[A run of records]
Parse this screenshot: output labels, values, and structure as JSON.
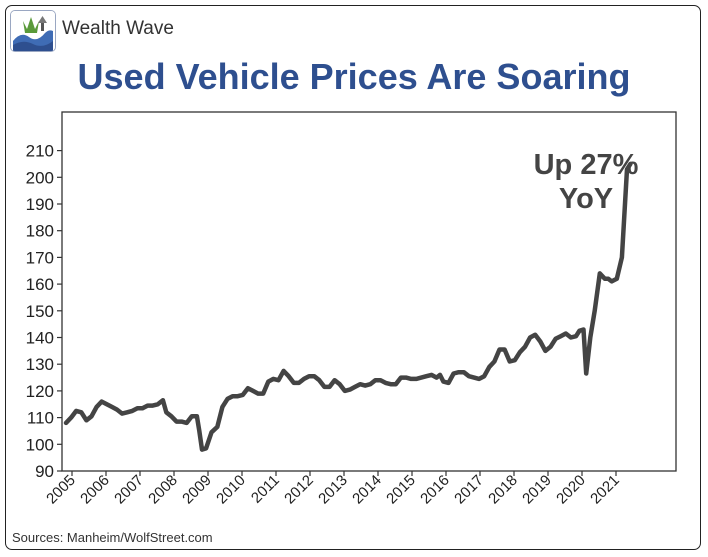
{
  "brand": {
    "name": "Wealth Wave",
    "logo_icon": "wave-logo-icon"
  },
  "title": "Used Vehicle Prices Are Soaring",
  "source": "Sources: Manheim/WolfStreet.com",
  "colors": {
    "title": "#2e4f8f",
    "line": "#444444",
    "axis": "#333333",
    "logo_blue": "#3f6cb5"
  },
  "chart_data": {
    "type": "line",
    "title": "Used Vehicle Prices Are Soaring",
    "xlabel": "",
    "ylabel": "",
    "ylim": [
      90,
      215
    ],
    "xlim": [
      2005,
      2021.9
    ],
    "grid": false,
    "legend": "none",
    "y_ticks": [
      90,
      100,
      110,
      120,
      130,
      140,
      150,
      160,
      170,
      180,
      190,
      200,
      210
    ],
    "x_ticks": [
      "2005",
      "2006",
      "2007",
      "2008",
      "2009",
      "2010",
      "2011",
      "2012",
      "2013",
      "2014",
      "2015",
      "2016",
      "2017",
      "2018",
      "2019",
      "2020",
      "2021"
    ],
    "annotation": {
      "line1": "Up 27%",
      "line2": "YoY"
    },
    "series": [
      {
        "x": [
          2005.0,
          2005.15,
          2005.3,
          2005.45,
          2005.6,
          2005.75,
          2005.9,
          2006.05,
          2006.2,
          2006.35,
          2006.5,
          2006.65,
          2006.8,
          2006.95,
          2007.1,
          2007.25,
          2007.4,
          2007.55,
          2007.7,
          2007.85,
          2007.95,
          2008.1,
          2008.25,
          2008.4,
          2008.55,
          2008.7,
          2008.85,
          2008.92,
          2009.0,
          2009.12,
          2009.28,
          2009.45,
          2009.6,
          2009.75,
          2009.9,
          2010.05,
          2010.2,
          2010.35,
          2010.5,
          2010.65,
          2010.8,
          2010.95,
          2011.1,
          2011.25,
          2011.4,
          2011.55,
          2011.7,
          2011.85,
          2012.0,
          2012.15,
          2012.3,
          2012.45,
          2012.6,
          2012.75,
          2012.9,
          2013.05,
          2013.2,
          2013.35,
          2013.5,
          2013.65,
          2013.8,
          2013.95,
          2014.1,
          2014.25,
          2014.4,
          2014.55,
          2014.7,
          2014.85,
          2015.0,
          2015.15,
          2015.3,
          2015.45,
          2015.6,
          2015.75,
          2015.9,
          2016.0,
          2016.1,
          2016.25,
          2016.4,
          2016.55,
          2016.7,
          2016.85,
          2017.0,
          2017.15,
          2017.3,
          2017.45,
          2017.6,
          2017.75,
          2017.9,
          2018.05,
          2018.2,
          2018.35,
          2018.5,
          2018.65,
          2018.8,
          2018.95,
          2019.1,
          2019.25,
          2019.4,
          2019.55,
          2019.7,
          2019.85,
          2020.0,
          2020.1,
          2020.22,
          2020.3,
          2020.42,
          2020.55,
          2020.7,
          2020.85,
          2020.95,
          2021.05,
          2021.2,
          2021.35,
          2021.5,
          2021.6
        ],
        "values": [
          108,
          110,
          112.5,
          112,
          109,
          110.5,
          114,
          116,
          115,
          114,
          113,
          111.5,
          112,
          112.5,
          113.5,
          113.5,
          114.5,
          114.5,
          115,
          116.5,
          112,
          110.5,
          108.5,
          108.5,
          108,
          110.5,
          110.5,
          105,
          98,
          98.5,
          104.5,
          106.5,
          114,
          117,
          118,
          118,
          118.5,
          121,
          120,
          119,
          119,
          123.5,
          124.5,
          124,
          127.5,
          125.5,
          123,
          123,
          124.5,
          125.5,
          125.5,
          124,
          121.5,
          121.5,
          124,
          122.5,
          120,
          120.5,
          121.5,
          122.5,
          122,
          122.5,
          124,
          124,
          123,
          122.5,
          122.5,
          125,
          125,
          124.5,
          124.5,
          125,
          125.5,
          126,
          125,
          126,
          123.5,
          123,
          126.5,
          127,
          127,
          125.5,
          125,
          124.5,
          125.5,
          129,
          131,
          135.5,
          135.5,
          131,
          131.5,
          134.5,
          136.5,
          140,
          141,
          138.5,
          135,
          136.5,
          139.5,
          140.5,
          141.5,
          140,
          140.5,
          142.5,
          143,
          126.5,
          140,
          150,
          164,
          162,
          162,
          161,
          162,
          170,
          203,
          205
        ]
      }
    ]
  }
}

* Work instructions:
Work through the records line by line and tally those holding "Prices". Reply with the number alone.

* Reply to the task:
2